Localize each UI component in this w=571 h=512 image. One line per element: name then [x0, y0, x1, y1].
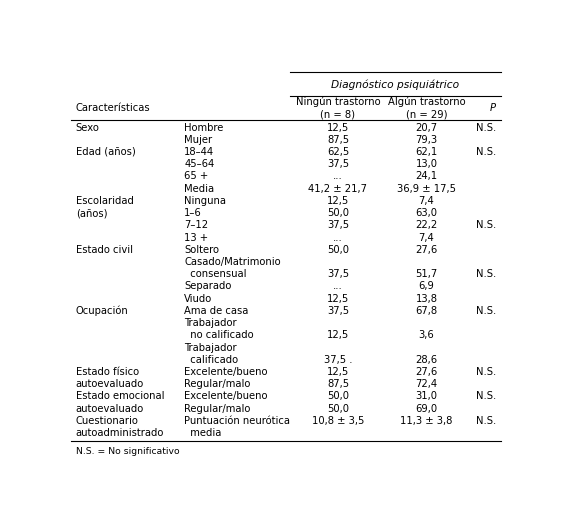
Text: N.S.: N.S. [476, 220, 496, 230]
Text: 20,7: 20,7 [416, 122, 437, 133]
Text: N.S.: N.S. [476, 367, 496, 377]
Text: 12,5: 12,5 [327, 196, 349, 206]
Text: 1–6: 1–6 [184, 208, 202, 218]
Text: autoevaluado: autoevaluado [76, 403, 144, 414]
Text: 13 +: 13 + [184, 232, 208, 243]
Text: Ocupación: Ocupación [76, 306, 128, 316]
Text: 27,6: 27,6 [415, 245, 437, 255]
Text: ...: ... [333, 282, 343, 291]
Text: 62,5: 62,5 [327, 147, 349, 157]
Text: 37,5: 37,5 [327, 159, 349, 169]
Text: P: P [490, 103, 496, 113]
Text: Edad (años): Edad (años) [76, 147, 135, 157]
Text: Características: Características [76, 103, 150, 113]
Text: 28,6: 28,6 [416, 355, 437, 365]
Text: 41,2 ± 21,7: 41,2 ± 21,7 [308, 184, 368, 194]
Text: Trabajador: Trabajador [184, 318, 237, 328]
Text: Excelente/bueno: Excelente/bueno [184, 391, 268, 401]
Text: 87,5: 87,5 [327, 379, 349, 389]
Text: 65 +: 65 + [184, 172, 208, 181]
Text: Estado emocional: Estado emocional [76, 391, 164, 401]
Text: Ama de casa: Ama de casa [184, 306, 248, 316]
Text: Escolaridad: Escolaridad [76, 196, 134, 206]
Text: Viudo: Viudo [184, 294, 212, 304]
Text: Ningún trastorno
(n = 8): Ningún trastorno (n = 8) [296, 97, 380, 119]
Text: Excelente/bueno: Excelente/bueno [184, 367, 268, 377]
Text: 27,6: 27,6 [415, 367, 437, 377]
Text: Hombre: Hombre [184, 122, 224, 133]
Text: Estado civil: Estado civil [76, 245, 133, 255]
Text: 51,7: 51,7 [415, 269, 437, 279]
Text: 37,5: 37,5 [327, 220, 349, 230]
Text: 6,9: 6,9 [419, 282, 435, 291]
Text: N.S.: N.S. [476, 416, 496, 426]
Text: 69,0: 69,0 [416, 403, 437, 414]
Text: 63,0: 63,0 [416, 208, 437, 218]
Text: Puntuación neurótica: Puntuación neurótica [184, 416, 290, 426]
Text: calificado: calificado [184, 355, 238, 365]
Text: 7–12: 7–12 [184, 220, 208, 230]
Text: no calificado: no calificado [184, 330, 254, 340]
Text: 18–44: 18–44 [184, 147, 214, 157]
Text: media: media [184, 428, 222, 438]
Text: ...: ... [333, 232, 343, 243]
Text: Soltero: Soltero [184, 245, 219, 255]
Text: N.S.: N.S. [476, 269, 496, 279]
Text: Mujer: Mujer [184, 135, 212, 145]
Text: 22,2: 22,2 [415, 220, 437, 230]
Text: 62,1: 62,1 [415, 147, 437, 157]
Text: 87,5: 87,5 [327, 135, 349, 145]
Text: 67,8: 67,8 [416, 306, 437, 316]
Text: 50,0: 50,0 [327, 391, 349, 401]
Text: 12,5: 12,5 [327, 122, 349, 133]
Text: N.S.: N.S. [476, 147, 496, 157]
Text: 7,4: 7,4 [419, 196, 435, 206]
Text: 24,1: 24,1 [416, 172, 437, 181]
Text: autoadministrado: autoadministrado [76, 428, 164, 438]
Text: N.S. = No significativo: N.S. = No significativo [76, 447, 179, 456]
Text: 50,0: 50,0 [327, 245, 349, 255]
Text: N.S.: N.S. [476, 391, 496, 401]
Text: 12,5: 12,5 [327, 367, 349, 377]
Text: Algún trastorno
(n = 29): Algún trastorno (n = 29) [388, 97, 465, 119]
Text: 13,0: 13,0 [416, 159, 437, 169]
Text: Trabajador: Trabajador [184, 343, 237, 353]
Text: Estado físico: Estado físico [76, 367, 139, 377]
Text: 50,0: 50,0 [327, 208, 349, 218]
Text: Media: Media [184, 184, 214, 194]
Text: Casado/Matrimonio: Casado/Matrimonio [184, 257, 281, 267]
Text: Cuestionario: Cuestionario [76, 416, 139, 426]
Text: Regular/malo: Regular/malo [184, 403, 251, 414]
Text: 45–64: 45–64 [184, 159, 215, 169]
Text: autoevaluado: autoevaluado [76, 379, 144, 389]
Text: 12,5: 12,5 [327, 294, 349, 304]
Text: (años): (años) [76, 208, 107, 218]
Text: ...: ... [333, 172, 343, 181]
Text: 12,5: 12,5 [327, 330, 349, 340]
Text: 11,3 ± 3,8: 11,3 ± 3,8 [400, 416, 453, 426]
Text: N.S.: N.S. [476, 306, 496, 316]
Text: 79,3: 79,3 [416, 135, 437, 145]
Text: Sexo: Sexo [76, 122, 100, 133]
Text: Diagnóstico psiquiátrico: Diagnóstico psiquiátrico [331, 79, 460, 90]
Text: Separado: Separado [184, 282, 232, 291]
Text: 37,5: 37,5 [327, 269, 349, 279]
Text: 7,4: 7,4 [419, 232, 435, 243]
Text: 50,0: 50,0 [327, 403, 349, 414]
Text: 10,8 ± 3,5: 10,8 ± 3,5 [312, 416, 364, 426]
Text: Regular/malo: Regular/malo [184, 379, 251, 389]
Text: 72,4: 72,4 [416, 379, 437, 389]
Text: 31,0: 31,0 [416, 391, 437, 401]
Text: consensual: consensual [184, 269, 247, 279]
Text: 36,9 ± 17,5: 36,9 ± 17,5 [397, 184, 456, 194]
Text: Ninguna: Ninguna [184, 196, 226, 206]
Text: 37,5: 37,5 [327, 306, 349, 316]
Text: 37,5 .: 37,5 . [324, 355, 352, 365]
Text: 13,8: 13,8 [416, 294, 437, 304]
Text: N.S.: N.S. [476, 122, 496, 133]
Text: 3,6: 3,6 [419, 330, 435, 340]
^^^^^^^^^^^^^^^^
__WRITTEN PROBLEM__:
Put into a numbered list the lines of the listing from the one containing "Text: N.S.: N.S. [476, 220, 496, 230]" through the one containing "Text: Trabajador: Trabajador [184, 318, 237, 328]", both included, leaving out any blank lines.

__FINISHED EXERCISE__:
1. Text: N.S.: N.S. [476, 220, 496, 230]
2. Text: 20,7: 20,7 [416, 122, 437, 133]
3. Text: N.S.: N.S. [476, 367, 496, 377]
4. Text: 12,5: 12,5 [327, 196, 349, 206]
5. Text: 1–6: 1–6 [184, 208, 202, 218]
6. Text: autoevaluado: autoevaluado [76, 403, 144, 414]
7. Text: 13 +: 13 + [184, 232, 208, 243]
8. Text: Ocupación: Ocupación [76, 306, 128, 316]
9. Text: 27,6: 27,6 [415, 245, 437, 255]
10. Text: ...: ... [333, 282, 343, 291]
11. Text: 62,5: 62,5 [327, 147, 349, 157]
12. Text: 37,5: 37,5 [327, 159, 349, 169]
13. Text: P: P [490, 103, 496, 113]
14. Text: Edad (años): Edad (años) [76, 147, 135, 157]
15. Text: Características: Características [76, 103, 150, 113]
16. Text: 28,6: 28,6 [416, 355, 437, 365]
17. Text: 41,2 ± 21,7: 41,2 ± 21,7 [308, 184, 368, 194]
18. Text: Trabajador: Trabajador [184, 318, 237, 328]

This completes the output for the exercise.